Summary vs Detail Data
You can report aggregated performance numbers on many devices such as CPUs, Disks,
interconnects such as Infiniband or Quadrics, Networks and even the
Lustre file system.
However you can also report on individual devices if you want to see how the aggregate
load is being generated. Be sure to see the documentation
for more details, particularly the examples and tutorials in the Getting Started
section.
Brief vs Verbose Format
If is often more useful to see less data but for more devices and collectl recognizes
this by providing brief format as a default interactive display format. This
allows you to see what a number of subsystems are doing on a single line, making it
much easier to spot inconsistencies in the data by scanning a column of numbers. If
you want more detail and are willing to look at multiple lines per sample verbose
format is what you want. In fact, if you collectl data in record you can play
it back in both formats, first brief to look for problems and than again in
verbose to see more of what is happening. This technique also applies to
Summary and Detail data as well.

Brief A:
Answer these questions from the collectl text, one answer per line:
(i) Which file system is named as one on which aggregated performance numbers can be reported?
(ii) What format does collectl provide as the default interactive display format?
(iii) In which section of the documentation are the examples and tutorials found?
Brief B:
Decide whether each statement agrees with the collectl text, giving yes or no and quoting the deciding words:
(i) Verbose format shows what several subsystems are doing on a single line.
(ii) Data collected in record can be played back in both formats.
(iii) Infiniband is given as an example of an interconnect.

Provided information:

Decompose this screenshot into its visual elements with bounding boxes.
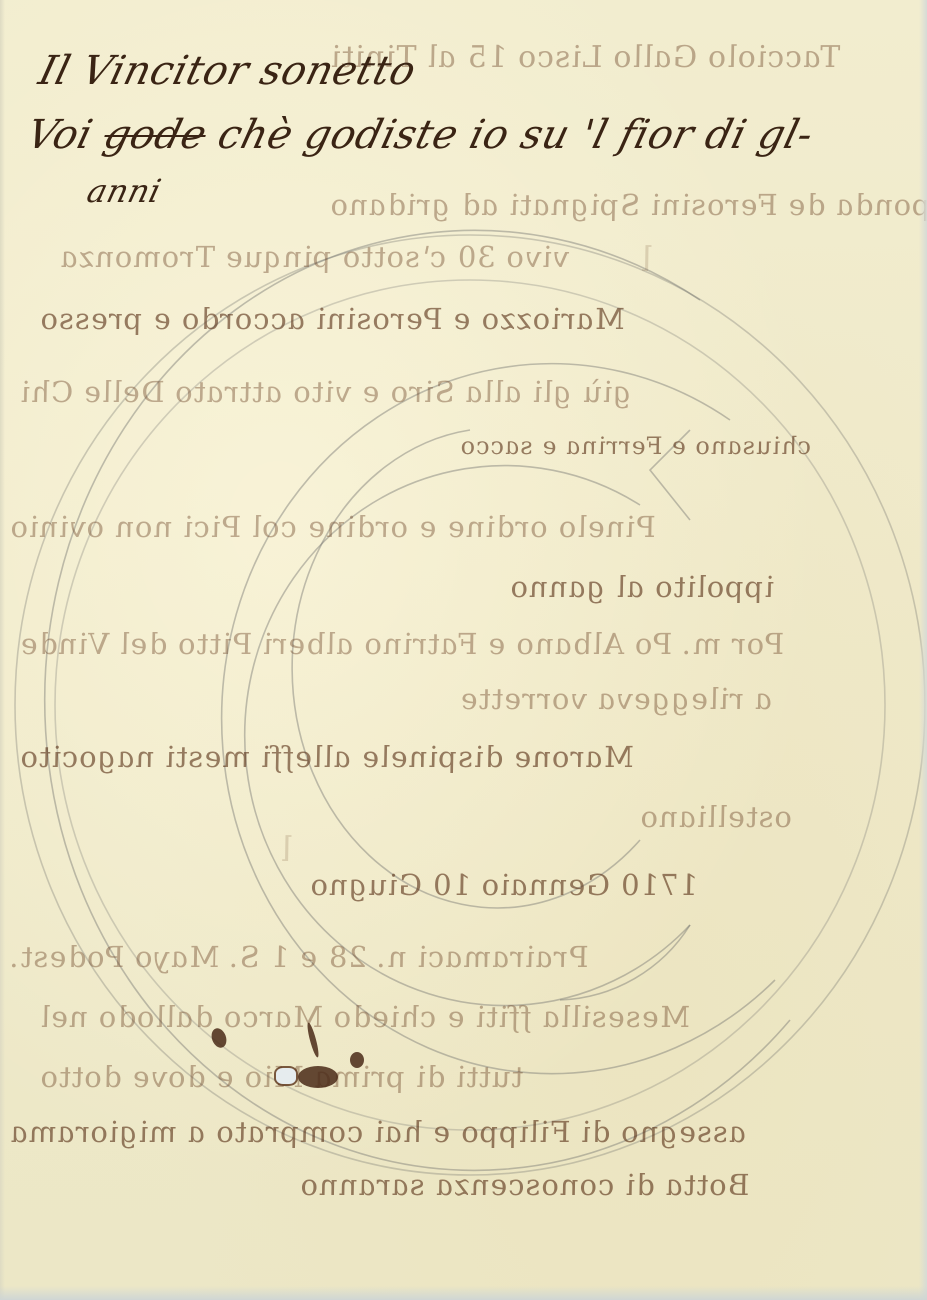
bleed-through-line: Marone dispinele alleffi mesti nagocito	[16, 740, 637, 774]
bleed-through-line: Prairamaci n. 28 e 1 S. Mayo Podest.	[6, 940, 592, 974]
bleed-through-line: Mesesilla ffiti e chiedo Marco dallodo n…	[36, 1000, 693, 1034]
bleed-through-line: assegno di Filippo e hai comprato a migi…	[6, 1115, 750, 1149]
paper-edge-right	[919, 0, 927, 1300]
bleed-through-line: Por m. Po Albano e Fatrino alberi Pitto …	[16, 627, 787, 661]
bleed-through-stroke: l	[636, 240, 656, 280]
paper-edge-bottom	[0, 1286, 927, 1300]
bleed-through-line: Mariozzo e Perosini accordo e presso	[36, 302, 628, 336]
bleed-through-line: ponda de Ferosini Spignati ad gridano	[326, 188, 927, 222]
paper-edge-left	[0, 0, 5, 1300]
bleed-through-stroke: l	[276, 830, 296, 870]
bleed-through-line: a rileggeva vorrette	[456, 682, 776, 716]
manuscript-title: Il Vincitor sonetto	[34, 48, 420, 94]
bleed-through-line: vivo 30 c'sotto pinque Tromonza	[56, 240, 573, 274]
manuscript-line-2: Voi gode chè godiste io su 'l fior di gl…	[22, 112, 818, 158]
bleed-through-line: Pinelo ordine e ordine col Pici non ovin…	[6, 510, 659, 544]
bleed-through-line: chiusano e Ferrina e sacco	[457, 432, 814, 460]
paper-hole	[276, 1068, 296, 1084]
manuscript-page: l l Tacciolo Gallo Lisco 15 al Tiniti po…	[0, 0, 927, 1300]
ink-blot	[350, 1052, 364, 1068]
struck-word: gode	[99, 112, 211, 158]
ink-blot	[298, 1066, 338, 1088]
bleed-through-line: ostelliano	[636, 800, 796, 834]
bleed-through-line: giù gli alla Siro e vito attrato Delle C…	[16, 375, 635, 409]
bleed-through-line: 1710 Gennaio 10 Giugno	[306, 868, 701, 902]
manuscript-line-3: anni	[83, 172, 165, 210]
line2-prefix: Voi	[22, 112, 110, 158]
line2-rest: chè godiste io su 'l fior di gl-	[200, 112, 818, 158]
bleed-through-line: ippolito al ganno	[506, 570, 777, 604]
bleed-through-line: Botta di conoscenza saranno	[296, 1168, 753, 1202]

* * *

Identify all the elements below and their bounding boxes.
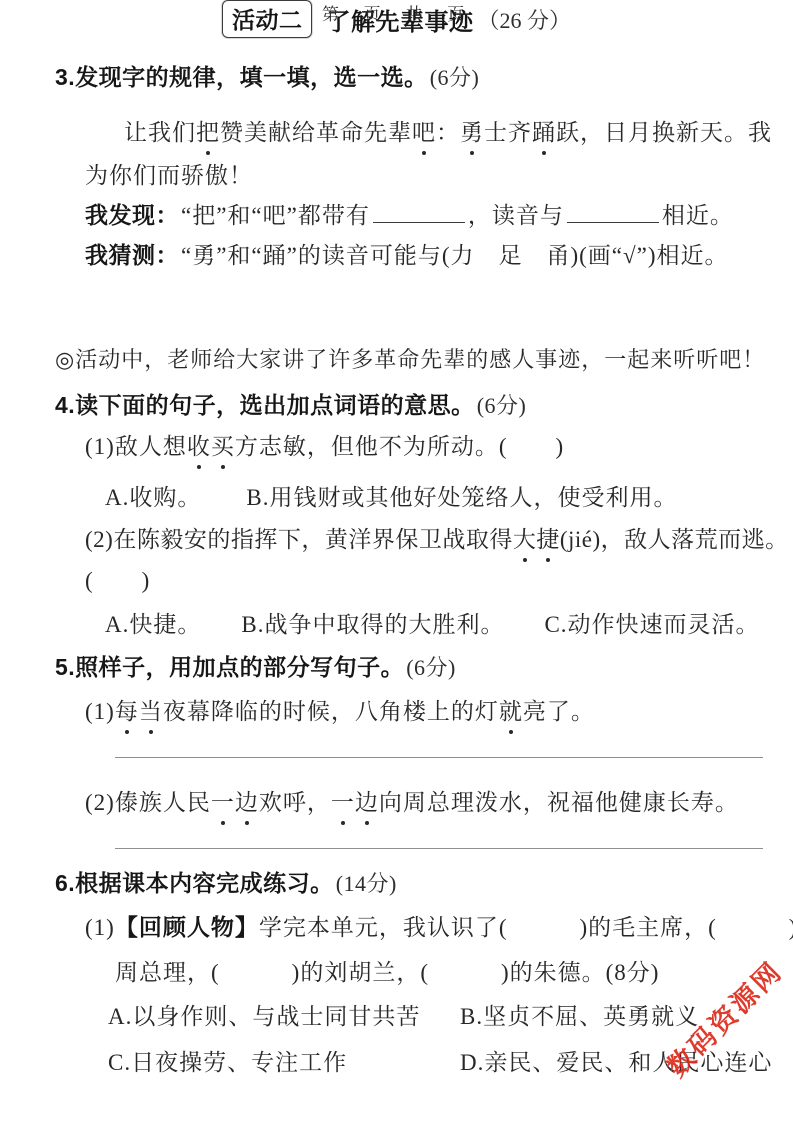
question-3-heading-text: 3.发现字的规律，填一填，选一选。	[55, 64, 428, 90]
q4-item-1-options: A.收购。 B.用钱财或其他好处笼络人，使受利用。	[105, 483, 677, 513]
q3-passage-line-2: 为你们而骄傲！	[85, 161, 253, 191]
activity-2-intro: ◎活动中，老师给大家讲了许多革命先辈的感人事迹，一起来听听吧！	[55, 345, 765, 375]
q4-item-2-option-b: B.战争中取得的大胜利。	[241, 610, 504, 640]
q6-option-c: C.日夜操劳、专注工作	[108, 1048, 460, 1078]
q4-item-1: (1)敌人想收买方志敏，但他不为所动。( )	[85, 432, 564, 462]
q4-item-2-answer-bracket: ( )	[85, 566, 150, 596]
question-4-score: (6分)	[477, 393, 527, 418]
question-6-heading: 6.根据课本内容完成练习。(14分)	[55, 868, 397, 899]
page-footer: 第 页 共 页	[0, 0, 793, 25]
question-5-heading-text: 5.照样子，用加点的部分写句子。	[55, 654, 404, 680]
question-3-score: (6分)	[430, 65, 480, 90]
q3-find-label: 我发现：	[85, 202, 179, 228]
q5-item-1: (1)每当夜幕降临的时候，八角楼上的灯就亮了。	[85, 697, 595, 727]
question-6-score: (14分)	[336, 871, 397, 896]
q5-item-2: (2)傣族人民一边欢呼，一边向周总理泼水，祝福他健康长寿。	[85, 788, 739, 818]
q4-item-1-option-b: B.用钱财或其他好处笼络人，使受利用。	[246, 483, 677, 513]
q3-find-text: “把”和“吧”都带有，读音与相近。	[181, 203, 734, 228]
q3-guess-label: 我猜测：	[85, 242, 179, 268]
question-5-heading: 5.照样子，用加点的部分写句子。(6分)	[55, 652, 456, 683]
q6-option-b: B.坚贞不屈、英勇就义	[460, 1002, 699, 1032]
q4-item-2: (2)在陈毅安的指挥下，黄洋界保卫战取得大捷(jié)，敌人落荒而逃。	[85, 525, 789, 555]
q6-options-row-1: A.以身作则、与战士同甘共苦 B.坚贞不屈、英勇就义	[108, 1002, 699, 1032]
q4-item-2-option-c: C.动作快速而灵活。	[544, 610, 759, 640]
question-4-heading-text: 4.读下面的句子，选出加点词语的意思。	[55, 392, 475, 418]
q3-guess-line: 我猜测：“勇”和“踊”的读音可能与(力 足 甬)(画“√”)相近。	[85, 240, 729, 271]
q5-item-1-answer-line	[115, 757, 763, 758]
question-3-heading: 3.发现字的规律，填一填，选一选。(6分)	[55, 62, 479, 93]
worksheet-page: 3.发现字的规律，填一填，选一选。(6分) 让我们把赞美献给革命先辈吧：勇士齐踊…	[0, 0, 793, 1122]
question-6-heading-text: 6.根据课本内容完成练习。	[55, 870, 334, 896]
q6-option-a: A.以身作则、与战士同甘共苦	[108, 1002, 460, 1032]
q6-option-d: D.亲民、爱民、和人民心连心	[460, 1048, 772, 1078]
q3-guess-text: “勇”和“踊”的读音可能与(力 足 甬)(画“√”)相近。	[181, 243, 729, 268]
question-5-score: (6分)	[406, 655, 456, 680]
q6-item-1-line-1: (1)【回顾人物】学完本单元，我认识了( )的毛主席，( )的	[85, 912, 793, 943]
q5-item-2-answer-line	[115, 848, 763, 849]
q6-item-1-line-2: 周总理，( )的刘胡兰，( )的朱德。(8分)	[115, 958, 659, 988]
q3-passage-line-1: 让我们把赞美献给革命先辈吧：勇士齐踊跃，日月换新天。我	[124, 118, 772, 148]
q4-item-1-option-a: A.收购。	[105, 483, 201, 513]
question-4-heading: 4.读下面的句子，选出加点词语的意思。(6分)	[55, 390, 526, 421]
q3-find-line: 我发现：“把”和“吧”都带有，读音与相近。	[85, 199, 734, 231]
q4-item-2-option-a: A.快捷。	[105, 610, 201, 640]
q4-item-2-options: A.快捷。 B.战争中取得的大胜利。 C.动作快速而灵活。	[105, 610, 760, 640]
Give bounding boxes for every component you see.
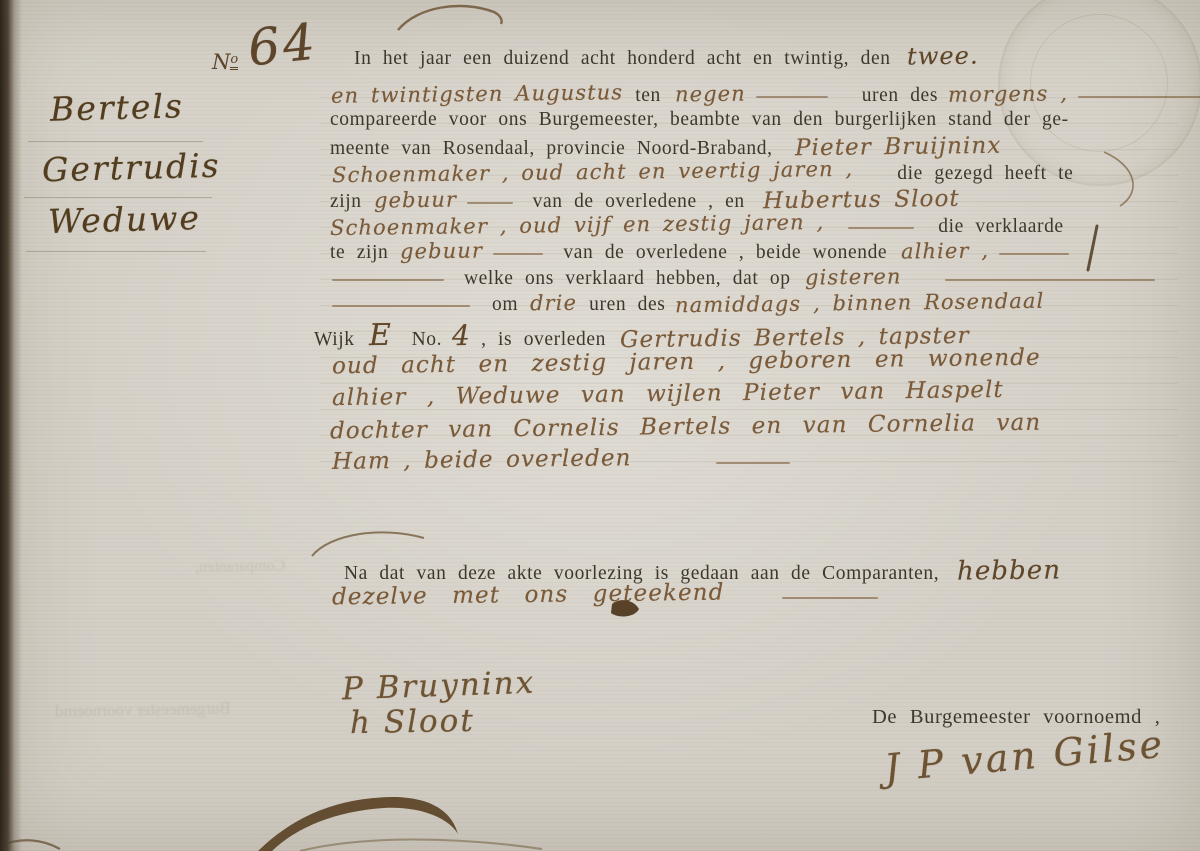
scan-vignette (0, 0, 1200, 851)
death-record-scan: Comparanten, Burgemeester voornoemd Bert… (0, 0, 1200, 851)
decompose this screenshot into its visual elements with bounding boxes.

---

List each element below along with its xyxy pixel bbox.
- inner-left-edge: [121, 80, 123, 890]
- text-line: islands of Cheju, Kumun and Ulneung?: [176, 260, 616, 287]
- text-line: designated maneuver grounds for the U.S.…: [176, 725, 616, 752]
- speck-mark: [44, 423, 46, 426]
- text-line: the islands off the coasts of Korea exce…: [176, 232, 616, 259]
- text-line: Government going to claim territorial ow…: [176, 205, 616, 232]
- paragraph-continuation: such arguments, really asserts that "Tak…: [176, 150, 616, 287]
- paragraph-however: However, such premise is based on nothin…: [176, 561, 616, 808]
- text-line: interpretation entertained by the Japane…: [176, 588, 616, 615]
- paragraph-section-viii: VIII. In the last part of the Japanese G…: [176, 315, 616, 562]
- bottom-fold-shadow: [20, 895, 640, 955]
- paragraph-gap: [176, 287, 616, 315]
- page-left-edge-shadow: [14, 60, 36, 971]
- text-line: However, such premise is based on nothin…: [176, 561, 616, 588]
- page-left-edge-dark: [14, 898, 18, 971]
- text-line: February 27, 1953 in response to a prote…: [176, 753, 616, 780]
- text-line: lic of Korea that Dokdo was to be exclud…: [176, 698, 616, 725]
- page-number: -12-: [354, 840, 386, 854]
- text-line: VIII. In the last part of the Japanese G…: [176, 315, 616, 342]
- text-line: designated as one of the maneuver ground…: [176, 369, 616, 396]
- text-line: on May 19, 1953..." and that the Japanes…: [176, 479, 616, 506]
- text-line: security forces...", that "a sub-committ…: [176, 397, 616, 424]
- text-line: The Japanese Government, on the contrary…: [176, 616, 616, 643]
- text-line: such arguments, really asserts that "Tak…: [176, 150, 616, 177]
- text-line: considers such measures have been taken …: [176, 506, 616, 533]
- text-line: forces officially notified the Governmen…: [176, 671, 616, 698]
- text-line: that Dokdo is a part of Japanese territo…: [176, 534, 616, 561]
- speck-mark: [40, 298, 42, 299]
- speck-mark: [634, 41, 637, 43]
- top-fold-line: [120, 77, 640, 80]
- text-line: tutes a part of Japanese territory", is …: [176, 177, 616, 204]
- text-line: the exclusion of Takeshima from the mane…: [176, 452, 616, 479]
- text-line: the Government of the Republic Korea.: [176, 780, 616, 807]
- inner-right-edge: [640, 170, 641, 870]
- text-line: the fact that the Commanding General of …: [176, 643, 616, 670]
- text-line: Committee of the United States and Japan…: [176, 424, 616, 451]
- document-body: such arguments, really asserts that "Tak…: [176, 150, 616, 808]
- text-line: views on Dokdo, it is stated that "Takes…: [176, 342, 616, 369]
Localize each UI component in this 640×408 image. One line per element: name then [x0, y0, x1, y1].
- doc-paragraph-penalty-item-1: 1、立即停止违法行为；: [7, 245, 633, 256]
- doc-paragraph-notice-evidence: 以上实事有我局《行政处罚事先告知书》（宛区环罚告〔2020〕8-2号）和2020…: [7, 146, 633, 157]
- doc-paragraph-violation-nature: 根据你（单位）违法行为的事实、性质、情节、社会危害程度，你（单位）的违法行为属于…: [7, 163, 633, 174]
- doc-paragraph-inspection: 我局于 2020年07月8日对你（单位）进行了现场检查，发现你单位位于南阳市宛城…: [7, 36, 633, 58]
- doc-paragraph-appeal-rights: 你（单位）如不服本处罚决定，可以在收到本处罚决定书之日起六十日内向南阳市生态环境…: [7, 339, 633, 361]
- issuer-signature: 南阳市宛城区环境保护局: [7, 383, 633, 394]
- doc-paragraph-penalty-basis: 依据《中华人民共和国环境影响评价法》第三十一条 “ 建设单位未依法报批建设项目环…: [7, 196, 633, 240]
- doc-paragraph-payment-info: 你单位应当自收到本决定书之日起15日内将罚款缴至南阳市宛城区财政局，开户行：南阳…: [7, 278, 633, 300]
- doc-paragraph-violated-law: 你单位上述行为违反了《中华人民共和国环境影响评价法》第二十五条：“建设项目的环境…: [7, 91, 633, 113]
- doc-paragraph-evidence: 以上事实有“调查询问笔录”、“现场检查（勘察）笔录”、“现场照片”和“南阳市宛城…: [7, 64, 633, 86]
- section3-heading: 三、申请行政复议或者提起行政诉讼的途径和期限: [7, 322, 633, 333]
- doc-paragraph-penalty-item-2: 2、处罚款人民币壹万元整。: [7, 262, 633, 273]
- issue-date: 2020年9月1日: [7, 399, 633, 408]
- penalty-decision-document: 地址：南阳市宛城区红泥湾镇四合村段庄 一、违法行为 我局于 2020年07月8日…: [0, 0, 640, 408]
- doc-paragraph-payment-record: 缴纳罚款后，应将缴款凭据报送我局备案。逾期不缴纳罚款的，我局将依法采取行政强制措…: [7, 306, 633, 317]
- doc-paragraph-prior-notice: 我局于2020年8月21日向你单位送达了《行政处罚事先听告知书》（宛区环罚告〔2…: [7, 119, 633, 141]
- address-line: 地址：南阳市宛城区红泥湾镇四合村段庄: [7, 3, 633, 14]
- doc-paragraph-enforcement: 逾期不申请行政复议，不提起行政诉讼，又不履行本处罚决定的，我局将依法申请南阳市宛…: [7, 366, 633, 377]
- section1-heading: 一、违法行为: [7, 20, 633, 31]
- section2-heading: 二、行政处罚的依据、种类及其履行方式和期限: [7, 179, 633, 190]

Task output A:
(i) The Lustre file system
(ii) Brief format
(iii) The Getting Started section

Task output B:
(i) No: "providing brief format as a default interactive display format. This allows you to see what a number of subsystems are doing on a single line"
(ii) Yes: "you can play it back in both formats"
(iii) Yes: "interconnects such as Infiniband or Quadrics"